Return all lines from the listing below in which the string "tartar" occurs.

— Begin RECORDS FOR THIS TASK —

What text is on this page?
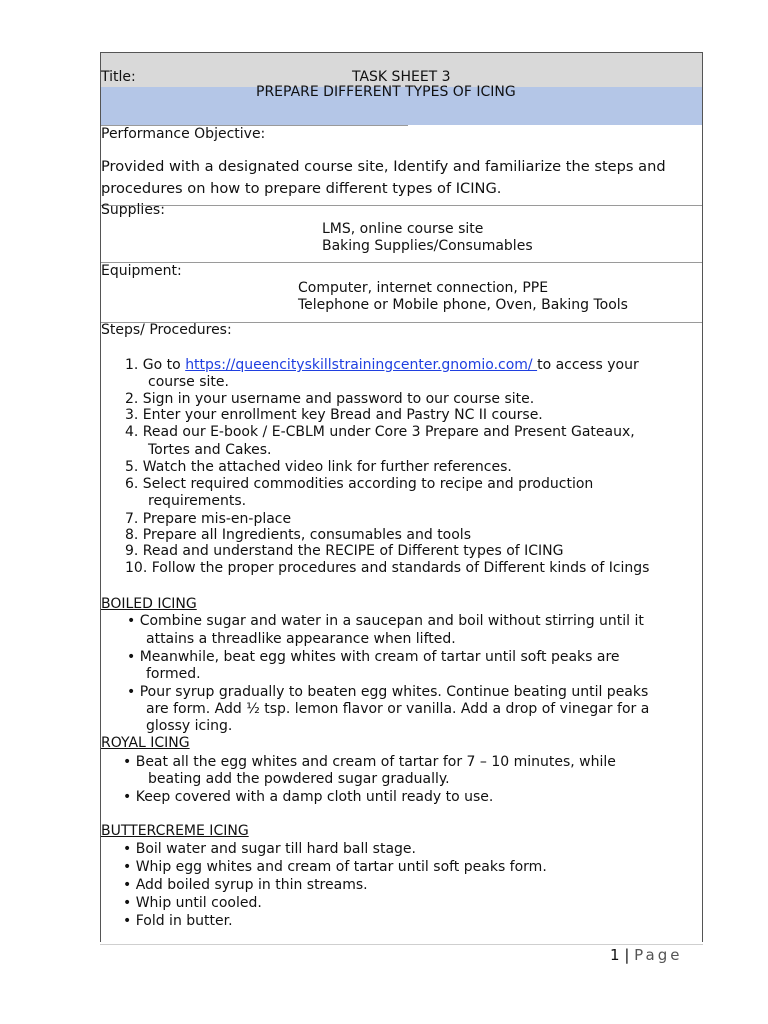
Title:	TASK SHEET 3
PREPARE DIFFERENT TYPES OF ICING
Performance Objective:
Provided with a designated course site, Identify and familiarize the steps and
procedures on how to prepare different types of ICING.
Supplies:
LMS, online course site
Baking Supplies/Consumables
Equipment:
Computer, internet connection, PPE
Telephone or Mobile phone, Oven, Baking Tools
Steps/ Procedures:
1. Go to https://queencityskillstrainingcenter.gnomio.com/ to access your
course site.
2. Sign in your username and password to our course site.
3. Enter your enrollment key Bread and Pastry NC II course.
4. Read our E-book / E-CBLM under Core 3 Prepare and Present Gateaux,
Tortes and Cakes.
5. Watch the attached video link for further references.
6. Select required commodities according to recipe and production
requirements.
7. Prepare mis-en-place
8. Prepare all Ingredients, consumables and tools
9. Read and understand the RECIPE of Different types of ICING
10. Follow the proper procedures and standards of Different kinds of Icings
BOILED ICING
• Combine sugar and water in a saucepan and boil without stirring until it
attains a threadlike appearance when lifted.
• Meanwhile, beat egg whites with cream of tartar until soft peaks are
formed.
• Pour syrup gradually to beaten egg whites. Continue beating until peaks
are form. Add ½ tsp. lemon flavor or vanilla. Add a drop of vinegar for a
glossy icing.
ROYAL ICING
• Beat all the egg whites and cream of tartar for 7 – 10 minutes, while
beating add the powdered sugar gradually.
• Keep covered with a damp cloth until ready to use.
BUTTERCREME ICING
• Boil water and sugar till hard ball stage.
• Whip egg whites and cream of tartar until soft peaks form.
• Add boiled syrup in thin streams.
• Whip until cooled.
• Fold in butter.
1 | Page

— End RECORDS FOR THIS TASK —

▶ **COMPLETED TASK**:
• Meanwhile, beat egg whites with cream of tartar until soft peaks are
• Beat all the egg whites and cream of tartar for 7 – 10 minutes, while
• Whip egg whites and cream of tartar until soft peaks form.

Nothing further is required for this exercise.